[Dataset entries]
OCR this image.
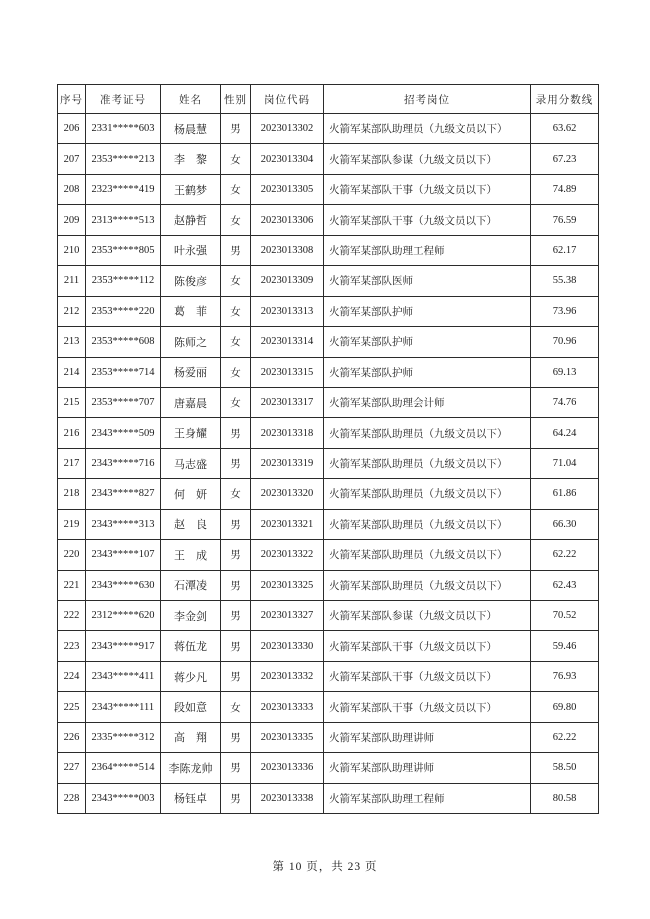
序号	准考证号	姓名	性别	岗位代码	招考岗位	录用分数线
206	2331*****603	杨晨慧	男	2023013302	火箭军某部队助理员（九级文员以下）	63.62
207	2353*****213	李　黎	女	2023013304	火箭军某部队参谋（九级文员以下）	67.23
208	2323*****419	王鹤梦	女	2023013305	火箭军某部队干事（九级文员以下）	74.89
209	2313*****513	赵静哲	女	2023013306	火箭军某部队干事（九级文员以下）	76.59
210	2353*****805	叶永强	男	2023013308	火箭军某部队助理工程师	62.17
211	2353*****112	陈俊彦	女	2023013309	火箭军某部队医师	55.38
212	2353*****220	葛　菲	女	2023013313	火箭军某部队护师	73.96
213	2353*****608	陈师之	女	2023013314	火箭军某部队护师	70.96
214	2353*****714	杨爱丽	女	2023013315	火箭军某部队护师	69.13
215	2353*****707	唐嘉晨	女	2023013317	火箭军某部队助理会计师	74.76
216	2343*****509	王身耀	男	2023013318	火箭军某部队助理员（九级文员以下）	64.24
217	2343*****716	马志盛	男	2023013319	火箭军某部队助理员（九级文员以下）	71.04
218	2343*****827	何　妍	女	2023013320	火箭军某部队助理员（九级文员以下）	61.86
219	2343*****313	赵　良	男	2023013321	火箭军某部队助理员（九级文员以下）	66.30
220	2343*****107	王　成	男	2023013322	火箭军某部队助理员（九级文员以下）	62.22
221	2343*****630	石潭凌	男	2023013325	火箭军某部队助理员（九级文员以下）	62.43
222	2312*****620	李金剑	男	2023013327	火箭军某部队参谋（九级文员以下）	70.52
223	2343*****917	蒋伍龙	男	2023013330	火箭军某部队干事（九级文员以下）	59.46
224	2343*****411	蒋少凡	男	2023013332	火箭军某部队干事（九级文员以下）	76.93
225	2343*****111	段如意	女	2023013333	火箭军某部队干事（九级文员以下）	69.80
226	2335*****312	高　翔	男	2023013335	火箭军某部队助理讲师	62.22
227	2364*****514	李陈龙帅	男	2023013336	火箭军某部队助理讲师	58.50
228	2343*****003	杨钰卓	男	2023013338	火箭军某部队助理工程师	80.58
第 10 页，共 23 页
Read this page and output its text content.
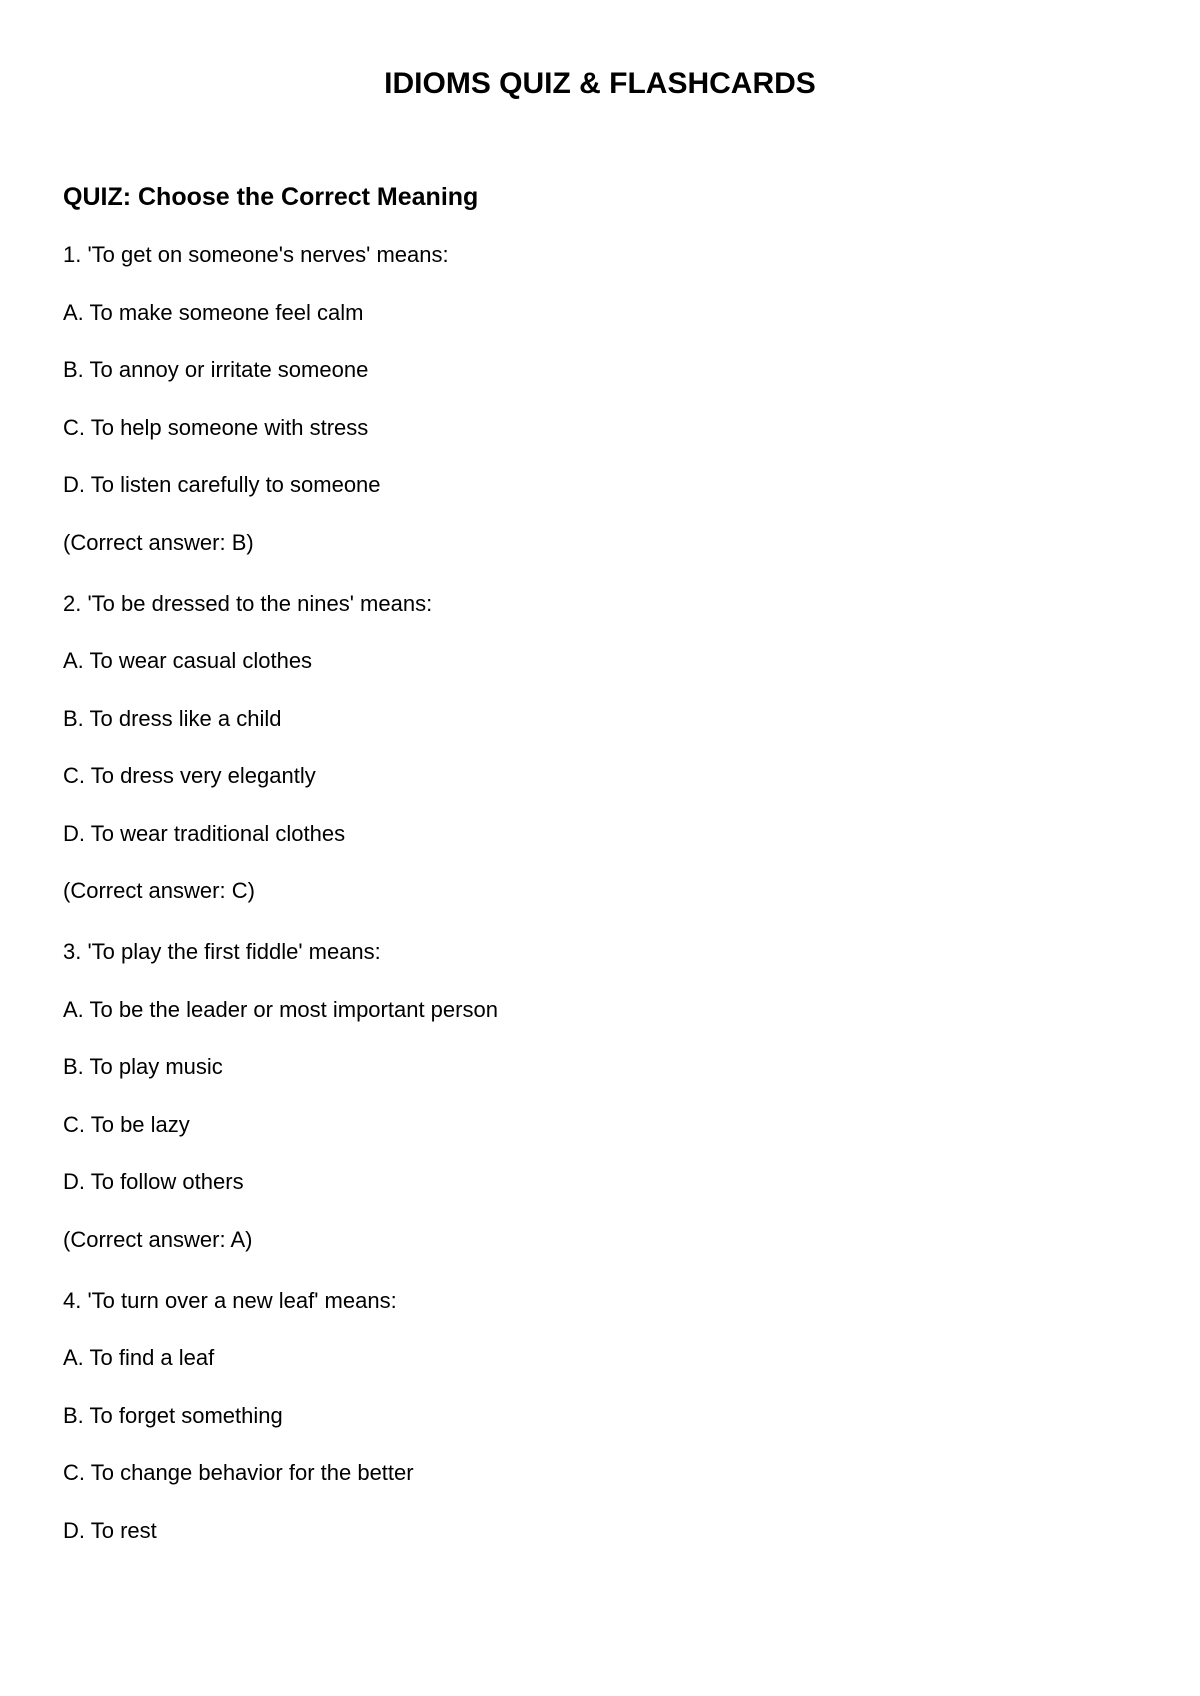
IDIOMS QUIZ & FLASHCARDS
QUIZ: Choose the Correct Meaning
1. 'To get on someone's nerves' means:
A. To make someone feel calm
B. To annoy or irritate someone
C. To help someone with stress
D. To listen carefully to someone
(Correct answer: B)
2. 'To be dressed to the nines' means:
A. To wear casual clothes
B. To dress like a child
C. To dress very elegantly
D. To wear traditional clothes
(Correct answer: C)
3. 'To play the first fiddle' means:
A. To be the leader or most important person
B. To play music
C. To be lazy
D. To follow others
(Correct answer: A)
4. 'To turn over a new leaf' means:
A. To find a leaf
B. To forget something
C. To change behavior for the better
D. To rest
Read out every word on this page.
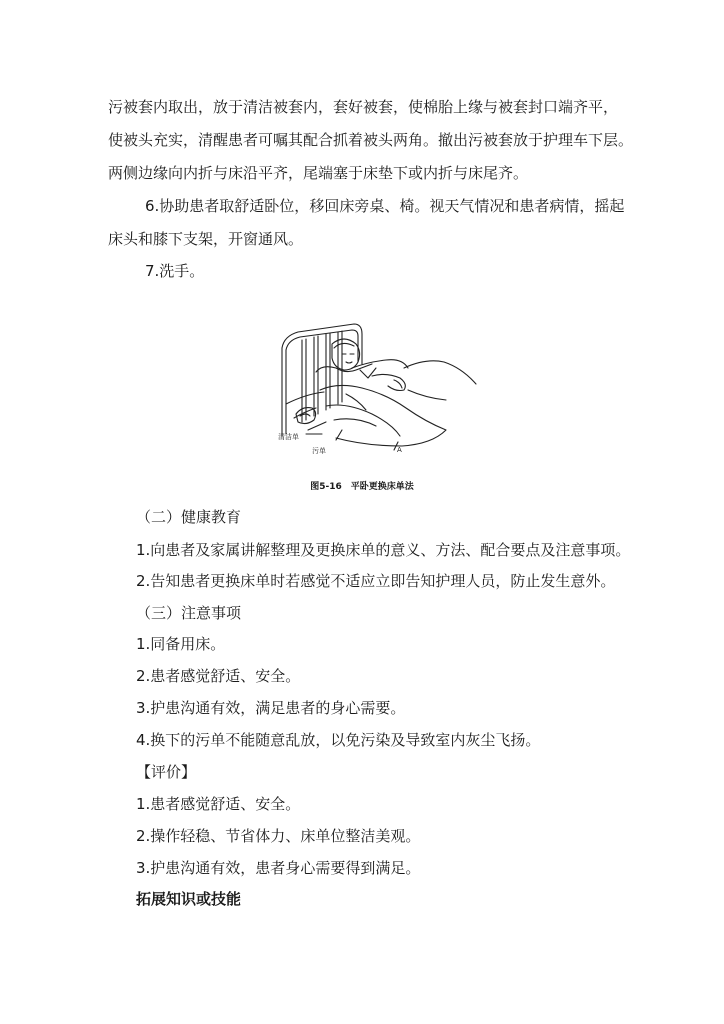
污被套内取出，放于清洁被套内，套好被套，使棉胎上缘与被套封口端齐平，
使被头充实，清醒患者可嘱其配合抓着被头两角。撤出污被套放于护理车下层。
两侧边缘向内折与床沿平齐，尾端塞于床垫下或内折与床尾齐。
6.协助患者取舒适卧位，移回床旁桌、椅。视天气情况和患者病情，摇起
床头和膝下支架，开窗通风。
7.洗手。
清洁单
污单	A
图5-16　平卧更换床单法
（二）健康教育
1.向患者及家属讲解整理及更换床单的意义、方法、配合要点及注意事项。
2.告知患者更换床单时若感觉不适应立即告知护理人员，防止发生意外。
（三）注意事项
1.同备用床。
2.患者感觉舒适、安全。
3.护患沟通有效，满足患者的身心需要。
4.换下的污单不能随意乱放，以免污染及导致室内灰尘飞扬。
【评价】
1.患者感觉舒适、安全。
2.操作轻稳、节省体力、床单位整洁美观。
3.护患沟通有效，患者身心需要得到满足。
拓展知识或技能
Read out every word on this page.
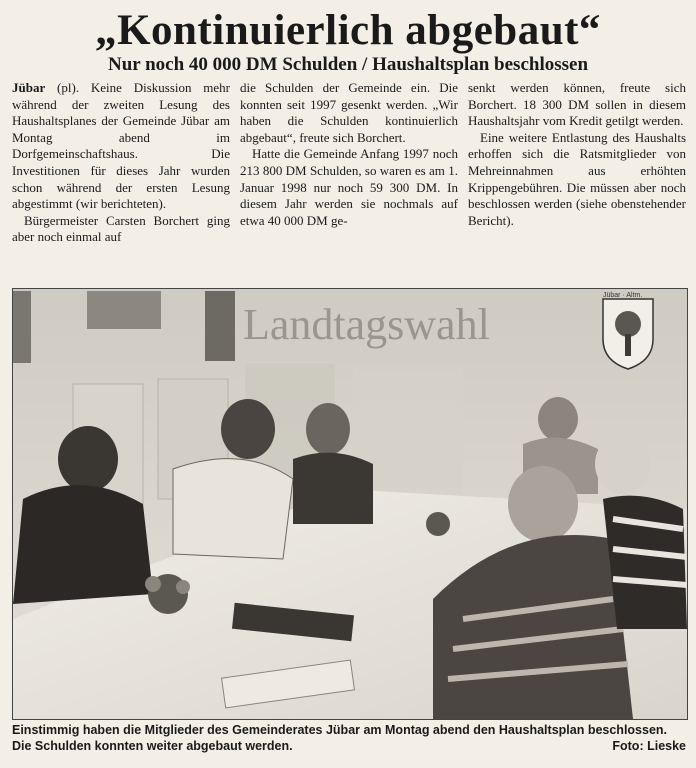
„Kontinuierlich abgebaut“
Nur noch 40 000 DM Schulden / Haushaltsplan beschlossen

Jübar (pl). Keine Diskussion mehr während der zweiten Lesung des Haushaltsplanes der Gemeinde Jübar am Montag abend im Dorfgemeinschaftshaus. Die Investitionen für dieses Jahr wurden schon während der ersten Lesung abgestimmt (wir berichteten).

Bürgermeister Carsten Borchert ging aber noch einmal auf

die Schulden der Gemeinde ein. Die konnten seit 1997 gesenkt werden. „Wir haben die Schulden kontinuierlich abgebaut“, freute sich Borchert.

Hatte die Gemeinde Anfang 1997 noch 213 800 DM Schulden, so waren es am 1. Januar 1998 nur noch 59 300 DM. In diesem Jahr werden sie nochmals auf etwa 40 000 DM ge-

senkt werden können, freute sich Borchert. 18 300 DM sollen in diesem Haushaltsjahr vom Kredit getilgt werden.

Eine weitere Entlastung des Haushalts erhoffen sich die Ratsmitglieder von Mehreinnahmen aus erhöhten Krippengebühren. Die müssen aber noch beschlossen werden (siehe obenstehender Bericht).

Landtagswahl
Jübar · Altm.
Einstimmig haben die Mitglieder des Gemeinderates Jübar am Montag abend den Haushaltsplan beschlossen. Die Schulden konnten weiter abgebaut werden.	Foto: Lieske
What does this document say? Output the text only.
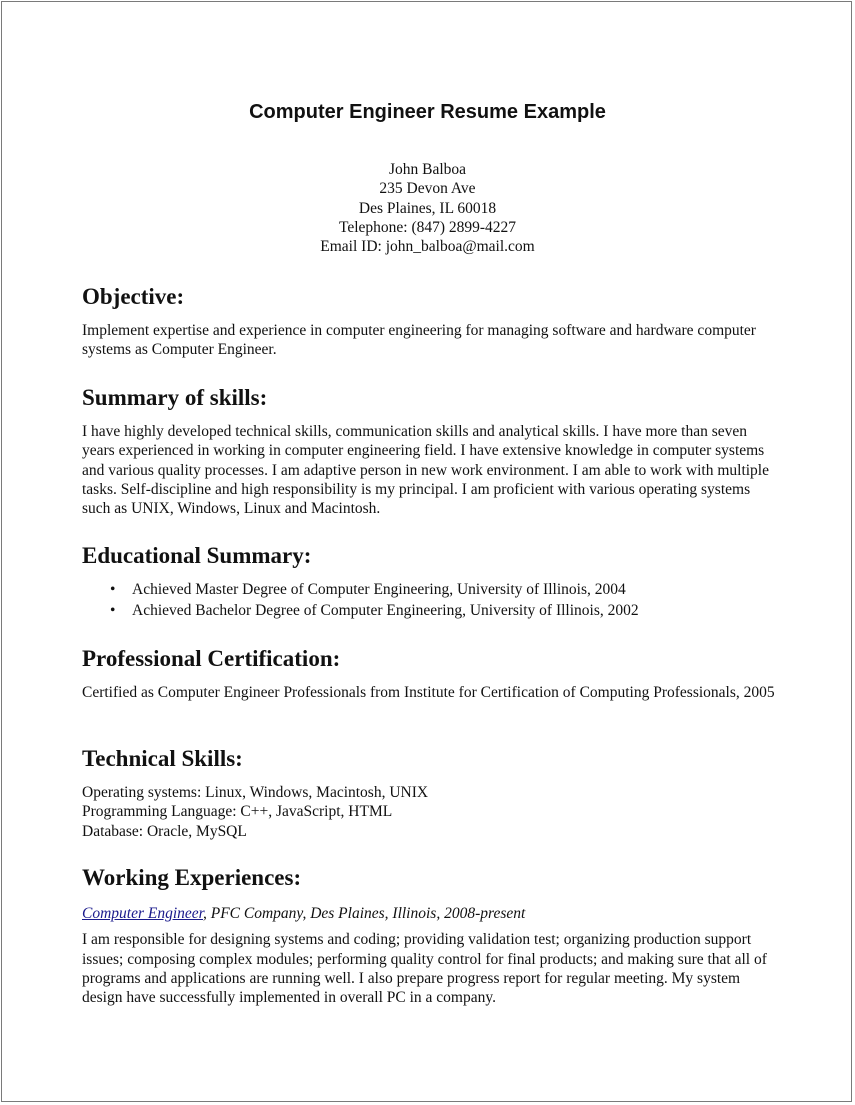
Computer Engineer Resume Example
John Balboa
235 Devon Ave
Des Plaines, IL 60018
Telephone: (847) 2899-4227
Email ID: john_balboa@mail.com
Objective:

Implement expertise and experience in computer engineering for managing software and hardware computer systems as Computer Engineer.

Summary of skills:

I have highly developed technical skills, communication skills and analytical skills. I have more than seven years experienced in working in computer engineering field. I have extensive knowledge in computer systems and various quality processes. I am adaptive person in new work environment. I am able to work with multiple tasks. Self-discipline and high responsibility is my principal. I am proficient with various operating systems such as UNIX, Windows, Linux and Macintosh.

Educational Summary:
• Achieved Master Degree of Computer Engineering, University of Illinois, 2004
• Achieved Bachelor Degree of Computer Engineering, University of Illinois, 2002
Professional Certification:

Certified as Computer Engineer Professionals from Institute for Certification of Computing Professionals, 2005

Technical Skills:
Operating systems: Linux, Windows, Macintosh, UNIX
Programming Language: C++, JavaScript, HTML
Database: Oracle, MySQL
Working Experiences:
Computer Engineer, PFC Company, Des Plaines, Illinois, 2008-present

I am responsible for designing systems and coding; providing validation test; organizing production support issues; composing complex modules; performing quality control for final products; and making sure that all of programs and applications are running well. I also prepare progress report for regular meeting. My system design have successfully implemented in overall PC in a company.
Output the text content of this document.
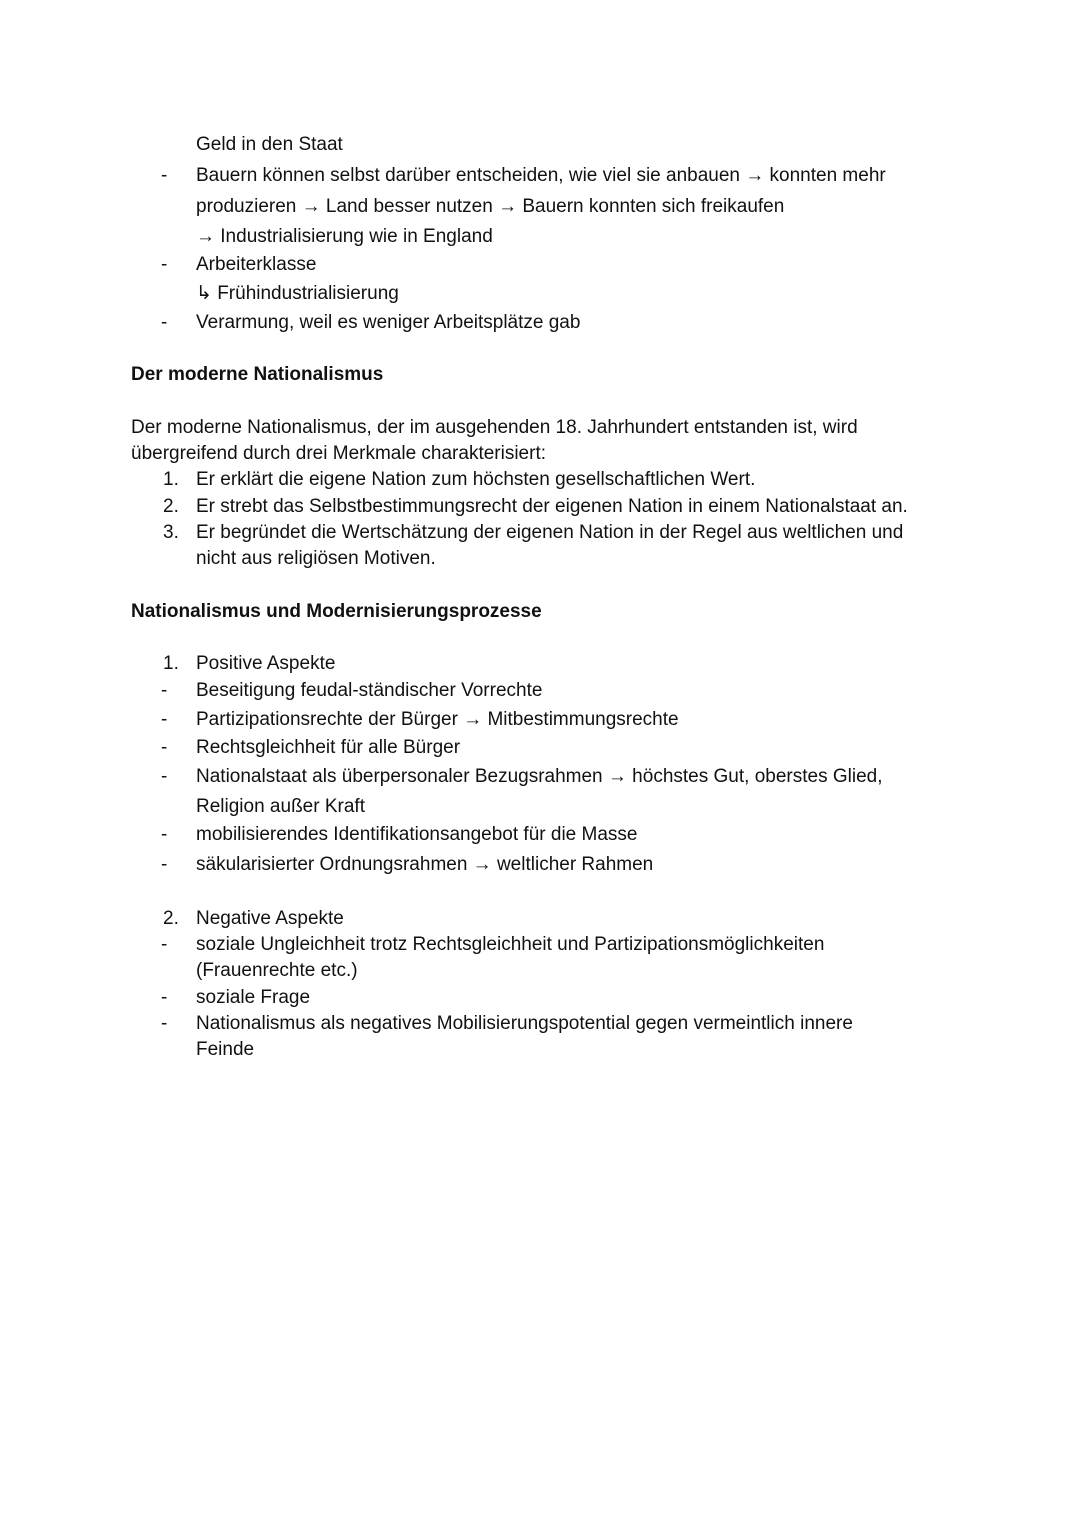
Geld in den Staat
- Bauern können selbst darüber entscheiden, wie viel sie anbauen → konnten mehr
produzieren → Land besser nutzen → Bauern konnten sich freikaufen
→ Industrialisierung wie in England
- Arbeiterklasse
↳ Frühindustrialisierung
- Verarmung, weil es weniger Arbeitsplätze gab
Der moderne Nationalismus
Der moderne Nationalismus, der im ausgehenden 18. Jahrhundert entstanden ist, wird
übergreifend durch drei Merkmale charakterisiert:
1. Er erklärt die eigene Nation zum höchsten gesellschaftlichen Wert.
2. Er strebt das Selbstbestimmungsrecht der eigenen Nation in einem Nationalstaat an.
3. Er begründet die Wertschätzung der eigenen Nation in der Regel aus weltlichen und
nicht aus religiösen Motiven.
Nationalismus und Modernisierungsprozesse
1. Positive Aspekte
- Beseitigung feudal-ständischer Vorrechte
- Partizipationsrechte der Bürger → Mitbestimmungsrechte
- Rechtsgleichheit für alle Bürger
- Nationalstaat als überpersonaler Bezugsrahmen → höchstes Gut, oberstes Glied,
Religion außer Kraft
- mobilisierendes Identifikationsangebot für die Masse
- säkularisierter Ordnungsrahmen → weltlicher Rahmen
2. Negative Aspekte
- soziale Ungleichheit trotz Rechtsgleichheit und Partizipationsmöglichkeiten
(Frauenrechte etc.)
- soziale Frage
- Nationalismus als negatives Mobilisierungspotential gegen vermeintlich innere
Feinde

GOAL OF THE EXERCISE –
Gather from the records above every line containing the string "haben".

RESPONSE FOR THIS EXERCISE –
die Schulden der Gemeinde ein. Die konnten seit 1997 gesenkt werden. „Wir haben die Schulden kontinuierlich abgebaut“, freute sich Borchert.
Einstimmig haben die Mitglieder des Gemeinderates Jübar am Montag abend den Haushaltsplan beschlossen. Die Schulden konnten weiter abgebaut werden.	Foto: Lieske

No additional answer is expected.